Goal of the exercise =
Return all the data, word for word.

····················

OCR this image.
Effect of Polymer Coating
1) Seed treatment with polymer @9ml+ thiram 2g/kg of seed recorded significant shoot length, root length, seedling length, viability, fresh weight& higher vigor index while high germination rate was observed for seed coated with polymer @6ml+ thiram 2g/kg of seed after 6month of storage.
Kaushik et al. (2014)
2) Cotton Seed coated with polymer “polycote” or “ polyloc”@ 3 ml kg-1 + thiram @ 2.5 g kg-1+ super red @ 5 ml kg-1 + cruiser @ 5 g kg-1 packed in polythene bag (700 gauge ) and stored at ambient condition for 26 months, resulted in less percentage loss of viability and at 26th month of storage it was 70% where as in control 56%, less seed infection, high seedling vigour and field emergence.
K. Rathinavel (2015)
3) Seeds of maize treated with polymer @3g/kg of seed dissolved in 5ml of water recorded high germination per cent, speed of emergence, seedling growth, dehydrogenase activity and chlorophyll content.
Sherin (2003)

····················

Written response =
OCR this image.
Effect of Polymer Coating
1) Seed treatment with polymer @9ml+ thiram 2g/kg of seed recorded significant shoot length, root length, seedling length, viability, fresh weight& higher vigor index while high germination rate was observed for seed coated with polymer @6ml+ thiram 2g/kg of seed after 6month of storage.
Kaushik et al. (2014)
2) Cotton Seed coated with polymer “polycote” or “ polyloc”@ 3 ml kg-1 + thiram @ 2.5 g kg-1+ super red @ 5 ml kg-1 + cruiser @ 5 g kg-1 packed in polythene bag (700 gauge ) and stored at ambient condition for 26 months, resulted in less percentage loss of viability and at 26th month of storage it was 70% where as in control 56%, less seed infection, high seedling vigour and field emergence.
K. Rathinavel (2015)
3) Seeds of maize treated with polymer @3g/kg of seed dissolved in 5ml of water recorded high germination per cent, speed of emergence, seedling growth, dehydrogenase activity and chlorophyll content.
Sherin (2003)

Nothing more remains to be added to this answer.